When a line below contains the string "page", show that line.

Records provided: Begin

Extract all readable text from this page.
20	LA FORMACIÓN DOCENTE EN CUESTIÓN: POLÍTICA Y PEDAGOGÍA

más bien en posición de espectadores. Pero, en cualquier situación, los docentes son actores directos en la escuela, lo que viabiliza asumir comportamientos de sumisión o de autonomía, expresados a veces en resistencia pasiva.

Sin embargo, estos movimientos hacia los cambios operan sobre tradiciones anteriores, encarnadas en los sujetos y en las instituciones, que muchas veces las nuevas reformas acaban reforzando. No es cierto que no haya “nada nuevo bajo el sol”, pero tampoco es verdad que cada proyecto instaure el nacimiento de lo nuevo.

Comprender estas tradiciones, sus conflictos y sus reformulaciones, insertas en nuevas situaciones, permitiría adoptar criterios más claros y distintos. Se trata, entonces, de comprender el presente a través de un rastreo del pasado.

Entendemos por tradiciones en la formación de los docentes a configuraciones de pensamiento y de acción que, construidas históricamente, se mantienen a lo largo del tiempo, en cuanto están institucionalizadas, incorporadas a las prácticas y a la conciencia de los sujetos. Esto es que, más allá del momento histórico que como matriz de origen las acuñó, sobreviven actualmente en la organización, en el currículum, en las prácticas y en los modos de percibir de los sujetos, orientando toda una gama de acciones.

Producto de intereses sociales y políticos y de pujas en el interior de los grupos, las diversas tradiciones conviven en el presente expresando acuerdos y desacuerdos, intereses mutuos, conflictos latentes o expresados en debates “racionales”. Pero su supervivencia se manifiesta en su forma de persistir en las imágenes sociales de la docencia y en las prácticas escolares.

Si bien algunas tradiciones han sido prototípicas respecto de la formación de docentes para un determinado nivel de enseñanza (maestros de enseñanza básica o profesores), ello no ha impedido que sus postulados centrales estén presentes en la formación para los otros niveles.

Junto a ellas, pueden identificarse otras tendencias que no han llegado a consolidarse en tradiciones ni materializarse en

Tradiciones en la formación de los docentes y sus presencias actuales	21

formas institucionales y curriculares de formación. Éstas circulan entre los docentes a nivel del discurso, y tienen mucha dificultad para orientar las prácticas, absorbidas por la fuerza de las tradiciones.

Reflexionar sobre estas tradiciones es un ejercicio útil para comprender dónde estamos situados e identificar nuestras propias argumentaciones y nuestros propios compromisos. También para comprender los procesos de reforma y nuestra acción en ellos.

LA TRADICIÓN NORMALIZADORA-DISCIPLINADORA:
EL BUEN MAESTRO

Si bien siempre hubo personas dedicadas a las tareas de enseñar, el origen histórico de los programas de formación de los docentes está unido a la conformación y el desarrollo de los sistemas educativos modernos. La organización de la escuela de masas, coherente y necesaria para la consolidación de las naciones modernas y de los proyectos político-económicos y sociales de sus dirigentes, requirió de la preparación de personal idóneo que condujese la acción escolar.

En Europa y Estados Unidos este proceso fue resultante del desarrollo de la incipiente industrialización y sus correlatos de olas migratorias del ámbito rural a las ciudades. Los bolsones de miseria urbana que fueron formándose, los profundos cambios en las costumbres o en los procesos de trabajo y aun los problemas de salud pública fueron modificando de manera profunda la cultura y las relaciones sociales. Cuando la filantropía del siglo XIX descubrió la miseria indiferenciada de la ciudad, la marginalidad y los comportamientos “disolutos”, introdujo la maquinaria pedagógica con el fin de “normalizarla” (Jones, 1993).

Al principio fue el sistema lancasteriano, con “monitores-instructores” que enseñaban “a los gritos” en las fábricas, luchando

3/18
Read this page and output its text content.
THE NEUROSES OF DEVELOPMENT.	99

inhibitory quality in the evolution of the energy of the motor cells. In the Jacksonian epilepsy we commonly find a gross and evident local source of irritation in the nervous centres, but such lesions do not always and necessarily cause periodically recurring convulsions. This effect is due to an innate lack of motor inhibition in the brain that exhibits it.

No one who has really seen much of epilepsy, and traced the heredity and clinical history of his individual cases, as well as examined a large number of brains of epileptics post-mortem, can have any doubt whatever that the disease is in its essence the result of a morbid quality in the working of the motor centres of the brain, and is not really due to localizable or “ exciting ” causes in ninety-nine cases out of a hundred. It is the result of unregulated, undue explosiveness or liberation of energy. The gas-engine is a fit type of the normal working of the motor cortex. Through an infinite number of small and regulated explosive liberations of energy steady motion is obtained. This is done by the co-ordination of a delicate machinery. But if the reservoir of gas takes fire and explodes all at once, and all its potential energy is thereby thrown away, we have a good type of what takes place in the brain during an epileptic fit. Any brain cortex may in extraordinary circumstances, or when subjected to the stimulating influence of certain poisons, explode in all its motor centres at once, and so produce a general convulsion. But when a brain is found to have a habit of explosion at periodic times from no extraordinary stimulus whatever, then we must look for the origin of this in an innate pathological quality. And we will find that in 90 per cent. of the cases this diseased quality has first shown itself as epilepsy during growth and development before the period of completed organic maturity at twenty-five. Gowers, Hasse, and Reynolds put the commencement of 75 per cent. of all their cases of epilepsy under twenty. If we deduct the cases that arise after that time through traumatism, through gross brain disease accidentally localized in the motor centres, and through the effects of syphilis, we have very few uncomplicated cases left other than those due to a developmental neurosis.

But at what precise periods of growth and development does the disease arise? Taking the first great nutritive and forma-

Records provided: End

## Expected answer
Extract all readable text from this page.
Read this page and output its text content.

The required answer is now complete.